=== Excerpt to read ===

If Washington is so concerned about ethnic cleansing, why isn’t it threatening Israel with sanctions and military intervention?

And as far as US legislators are concerned, the right of Palestinians to return to the homes they were driven from or fled—a measure that would reverse ethnic cleansing—is completely out of the question.

Indeed, rather than opposing Israel's actions, the US abets the Zionist state, and facilitates the ongoing expansion of its borders—at the Palestinians' expense. Is this the behavior of a country that abhors ethnic cleansing and genocide?

A closer parallel is Colombia, in which a decades long civil war has raged between the government, right-wing paramilitaries, and Leftist guerilla groups. While the government and paramilitaries have engaged in the same activities the Janjaweed are accused of, US policy has been to support the government, and to oppose the guerillas.

If they can, the US and its British ally will use the civil war in Sudan as a pretext to intervene militarily, to secure control of the country's oil resources, in the same way they’ve done in Iraq, and in the same way they may soon do—even if there's a Democrat in the White House—in Iran.

Great capitalist powers don’t care about the fate of people abroad, or about most people who live within their own borders, for that matter. There's too much evidence of their indifference to believe otherwise.

But what they do care about is markets, and opportunities for profitable investment, and sources of raw materials, especially oil.

Civil wars, ethnic cleansing, and genocide come in handy when the commercial interests of a country's business class can be pursued by military means. They offer a ready made justification for invasion.

But more than that, these grim events are often outcomes of the very same scramble for markets, investment opportunities and raw materials.

The US, UK and Germany were very much involved in fomenting the ethnic conflict in the former Yugoslavia, encouraging Slovenia, Croatia and Bosnia to secede. The US funneled arms to the Bosnian Muslims, facilitated the flow of Mujahedeen into Bosnia, provided intelligence to the Croats, and, with Germany and Britain, trained and equipped the KLA, among other things.

Once the kindling of ethnic conflict was carefully gathered in a pile, and a spark added, the roaring fire was cited as a rationale to hurry to the scene, with fire hoses at the ready. Problem is, the fire hoses were just props—pass keys to gain entry. The fires were left to rage unchecked.

And the US, as backer of the SPLA, is hardly innocent of involvement in Sudan's long running civil war, or, through the billions of dollars in aid it provides Israel every year, of the ethnic cleansing carried out by Israel in Palestine.

Western intervention in trouble spots, then, can hardly be meliorative. The West itself is in many instances at least partly, if not wholly responsible for the very conflicts it proposes to resolve through intervention.

In the long running serial of imperialist intervention, Sudan is just another episode.

===

Task 1 — Condense the paragraph starting "The US, UK and Germany were very much involved" from the essay on Western intervention into a bulleted list that keeps its main facts.
Task 2 — In the essay on Western intervention, which group in Sudan's civil war is the US said to back?

=== Records supplied ===

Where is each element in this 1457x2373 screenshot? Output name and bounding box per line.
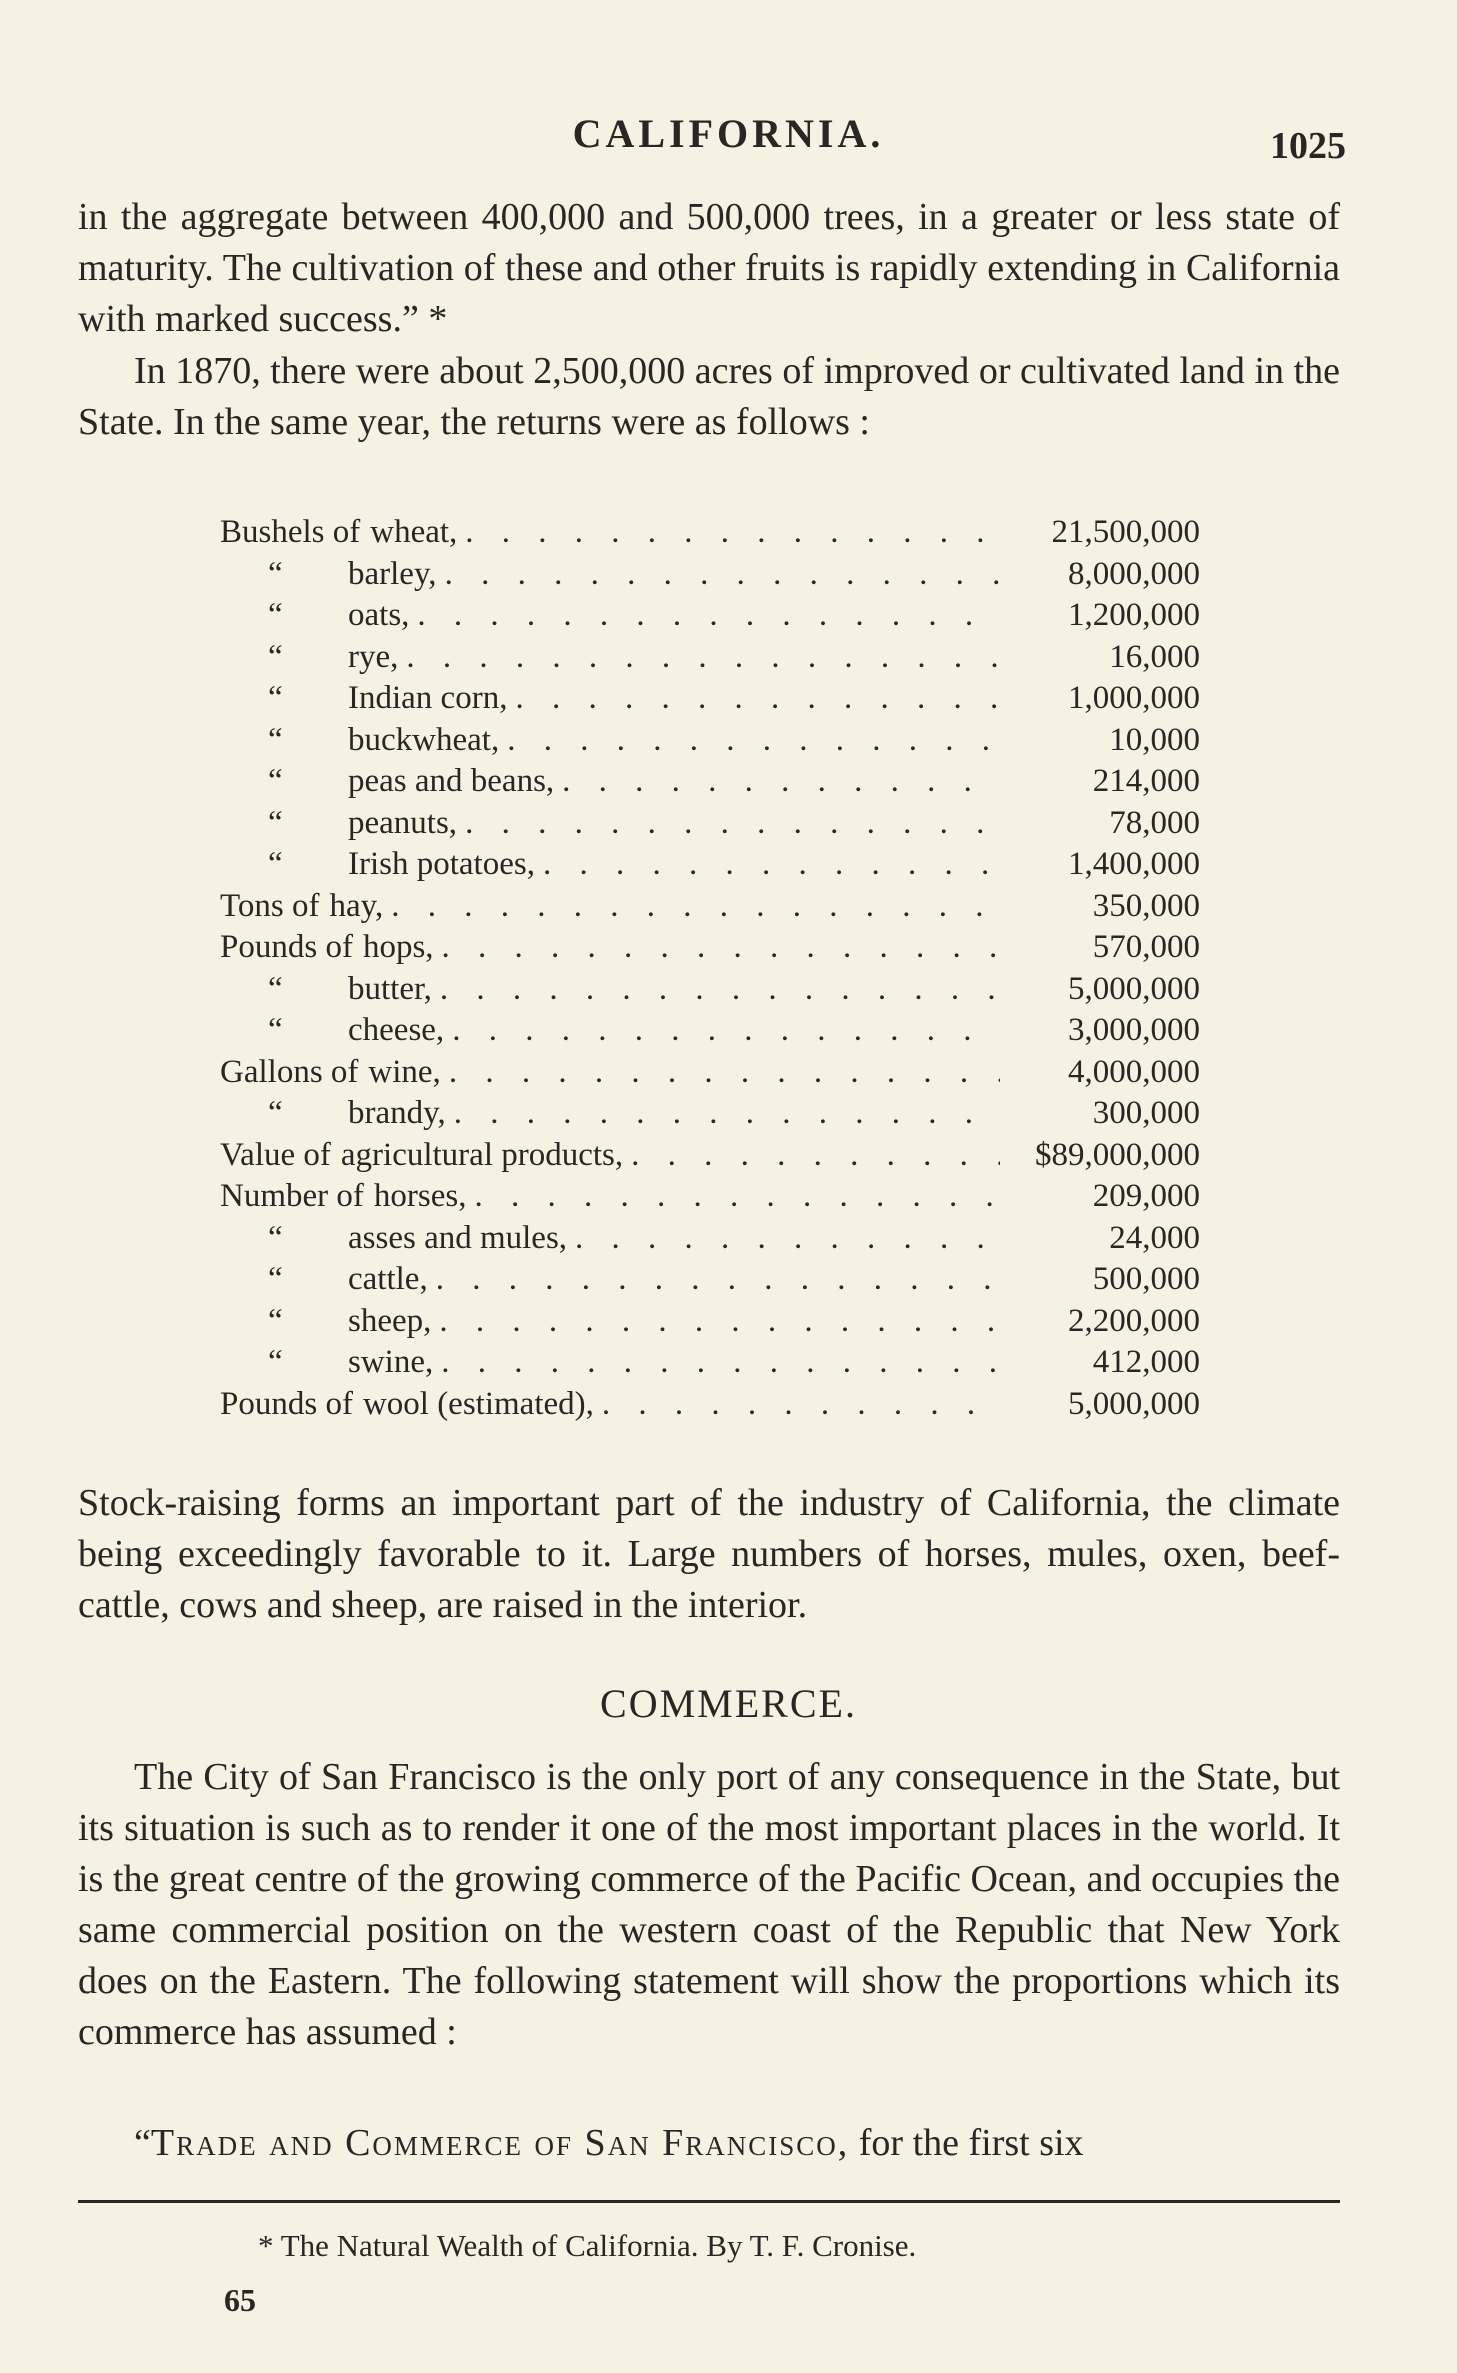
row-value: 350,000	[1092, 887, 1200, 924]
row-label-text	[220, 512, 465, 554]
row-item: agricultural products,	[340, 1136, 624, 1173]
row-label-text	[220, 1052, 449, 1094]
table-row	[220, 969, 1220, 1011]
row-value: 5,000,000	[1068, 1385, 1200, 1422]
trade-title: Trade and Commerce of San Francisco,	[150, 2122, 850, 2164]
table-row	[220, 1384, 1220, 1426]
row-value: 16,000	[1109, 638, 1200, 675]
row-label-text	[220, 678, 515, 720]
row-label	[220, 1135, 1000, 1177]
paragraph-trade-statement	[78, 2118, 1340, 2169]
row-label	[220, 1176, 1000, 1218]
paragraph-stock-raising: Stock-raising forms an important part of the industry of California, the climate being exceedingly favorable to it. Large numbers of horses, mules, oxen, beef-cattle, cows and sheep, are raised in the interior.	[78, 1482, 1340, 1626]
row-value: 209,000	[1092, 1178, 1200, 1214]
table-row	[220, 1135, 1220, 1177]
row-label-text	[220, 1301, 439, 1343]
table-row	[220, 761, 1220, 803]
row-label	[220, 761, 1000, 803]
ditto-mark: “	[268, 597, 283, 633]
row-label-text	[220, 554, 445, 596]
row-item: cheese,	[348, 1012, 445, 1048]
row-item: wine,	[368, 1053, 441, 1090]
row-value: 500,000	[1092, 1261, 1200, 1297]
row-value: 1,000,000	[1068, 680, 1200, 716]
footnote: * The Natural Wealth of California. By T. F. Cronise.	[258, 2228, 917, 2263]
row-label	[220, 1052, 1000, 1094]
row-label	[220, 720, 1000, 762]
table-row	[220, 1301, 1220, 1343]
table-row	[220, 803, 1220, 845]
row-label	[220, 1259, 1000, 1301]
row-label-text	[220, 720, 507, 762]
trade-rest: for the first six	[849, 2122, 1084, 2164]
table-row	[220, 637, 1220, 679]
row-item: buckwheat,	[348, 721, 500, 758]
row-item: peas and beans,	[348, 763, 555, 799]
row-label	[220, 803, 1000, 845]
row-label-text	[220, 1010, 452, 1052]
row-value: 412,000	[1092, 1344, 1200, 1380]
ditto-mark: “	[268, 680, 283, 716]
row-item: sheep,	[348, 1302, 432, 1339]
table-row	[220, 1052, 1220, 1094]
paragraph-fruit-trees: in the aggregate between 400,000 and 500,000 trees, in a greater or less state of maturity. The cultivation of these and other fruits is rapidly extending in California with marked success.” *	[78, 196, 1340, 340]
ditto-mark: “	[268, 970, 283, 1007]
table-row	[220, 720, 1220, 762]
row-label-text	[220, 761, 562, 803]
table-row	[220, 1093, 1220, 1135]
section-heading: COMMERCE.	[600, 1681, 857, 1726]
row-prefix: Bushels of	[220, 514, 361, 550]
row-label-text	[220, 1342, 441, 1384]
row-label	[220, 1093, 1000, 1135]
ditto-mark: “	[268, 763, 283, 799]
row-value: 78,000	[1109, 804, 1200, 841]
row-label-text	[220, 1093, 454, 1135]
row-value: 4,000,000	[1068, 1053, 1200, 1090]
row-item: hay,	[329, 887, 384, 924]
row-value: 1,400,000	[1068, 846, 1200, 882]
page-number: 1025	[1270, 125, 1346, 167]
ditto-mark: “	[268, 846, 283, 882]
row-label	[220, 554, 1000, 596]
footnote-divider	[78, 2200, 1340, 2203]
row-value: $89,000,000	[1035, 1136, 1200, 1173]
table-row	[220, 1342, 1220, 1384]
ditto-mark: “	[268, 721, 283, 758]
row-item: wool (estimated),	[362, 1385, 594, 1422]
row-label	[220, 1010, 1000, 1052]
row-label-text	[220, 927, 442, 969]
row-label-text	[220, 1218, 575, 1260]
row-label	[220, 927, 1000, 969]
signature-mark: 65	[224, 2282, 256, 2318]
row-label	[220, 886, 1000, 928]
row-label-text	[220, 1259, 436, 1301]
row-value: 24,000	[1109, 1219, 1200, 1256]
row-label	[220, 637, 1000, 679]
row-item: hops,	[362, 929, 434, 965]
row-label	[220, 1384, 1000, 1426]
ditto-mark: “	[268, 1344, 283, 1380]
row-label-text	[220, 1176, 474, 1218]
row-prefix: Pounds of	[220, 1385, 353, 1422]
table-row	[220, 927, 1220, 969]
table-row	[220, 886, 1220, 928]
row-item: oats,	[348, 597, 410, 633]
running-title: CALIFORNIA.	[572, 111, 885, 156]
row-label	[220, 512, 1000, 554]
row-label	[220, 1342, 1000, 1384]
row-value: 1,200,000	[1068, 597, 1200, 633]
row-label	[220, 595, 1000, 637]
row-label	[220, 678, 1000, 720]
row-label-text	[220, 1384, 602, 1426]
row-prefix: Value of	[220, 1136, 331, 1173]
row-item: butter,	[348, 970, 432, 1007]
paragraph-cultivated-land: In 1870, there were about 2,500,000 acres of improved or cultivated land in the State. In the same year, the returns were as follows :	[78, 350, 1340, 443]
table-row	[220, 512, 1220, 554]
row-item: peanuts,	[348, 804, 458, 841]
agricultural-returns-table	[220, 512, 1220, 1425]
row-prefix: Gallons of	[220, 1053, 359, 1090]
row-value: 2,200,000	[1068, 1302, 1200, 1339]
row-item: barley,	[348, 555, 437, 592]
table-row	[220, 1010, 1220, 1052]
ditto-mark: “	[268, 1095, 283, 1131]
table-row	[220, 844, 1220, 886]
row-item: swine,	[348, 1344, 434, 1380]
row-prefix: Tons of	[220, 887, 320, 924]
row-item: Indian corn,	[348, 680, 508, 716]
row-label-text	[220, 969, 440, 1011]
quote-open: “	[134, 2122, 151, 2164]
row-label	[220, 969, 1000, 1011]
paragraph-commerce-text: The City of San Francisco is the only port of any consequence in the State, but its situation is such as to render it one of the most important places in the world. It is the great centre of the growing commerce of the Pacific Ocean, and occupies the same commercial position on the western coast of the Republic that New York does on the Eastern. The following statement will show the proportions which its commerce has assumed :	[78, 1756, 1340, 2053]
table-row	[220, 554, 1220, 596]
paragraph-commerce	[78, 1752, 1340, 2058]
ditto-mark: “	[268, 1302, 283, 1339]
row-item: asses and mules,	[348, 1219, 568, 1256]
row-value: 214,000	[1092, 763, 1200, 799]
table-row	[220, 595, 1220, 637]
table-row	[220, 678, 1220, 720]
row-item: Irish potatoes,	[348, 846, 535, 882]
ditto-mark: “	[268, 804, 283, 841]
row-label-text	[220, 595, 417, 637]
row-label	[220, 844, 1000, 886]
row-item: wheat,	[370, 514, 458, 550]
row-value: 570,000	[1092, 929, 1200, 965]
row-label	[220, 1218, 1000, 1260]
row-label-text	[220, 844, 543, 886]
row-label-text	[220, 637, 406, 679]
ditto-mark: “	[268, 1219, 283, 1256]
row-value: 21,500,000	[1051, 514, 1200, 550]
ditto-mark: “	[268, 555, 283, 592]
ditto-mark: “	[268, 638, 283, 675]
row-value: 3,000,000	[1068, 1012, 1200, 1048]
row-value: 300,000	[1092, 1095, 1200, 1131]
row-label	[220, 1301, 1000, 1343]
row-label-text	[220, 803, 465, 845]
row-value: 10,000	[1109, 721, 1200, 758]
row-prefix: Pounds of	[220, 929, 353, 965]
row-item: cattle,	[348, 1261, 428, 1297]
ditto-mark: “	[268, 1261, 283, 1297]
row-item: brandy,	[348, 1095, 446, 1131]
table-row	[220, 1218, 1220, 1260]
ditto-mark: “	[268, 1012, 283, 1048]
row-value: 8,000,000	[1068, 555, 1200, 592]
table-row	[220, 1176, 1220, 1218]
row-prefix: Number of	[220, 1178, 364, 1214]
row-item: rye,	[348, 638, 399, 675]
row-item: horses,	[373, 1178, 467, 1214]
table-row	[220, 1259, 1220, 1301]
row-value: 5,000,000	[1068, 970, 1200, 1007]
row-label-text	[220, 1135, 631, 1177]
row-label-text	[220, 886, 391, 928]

===

Full answer 1 —
- The US, UK and Germany helped foment ethnic conflict in the former Yugoslavia by encouraging Slovenia, Croatia and Bosnia to secede.
- The US sent arms to the Bosnian Muslims, helped Mujahedeen enter Bosnia, and gave intelligence to the Croats.
- The US, together with Germany and Britain, trained and equipped the KLA.

Full answer 2 — The SPLA.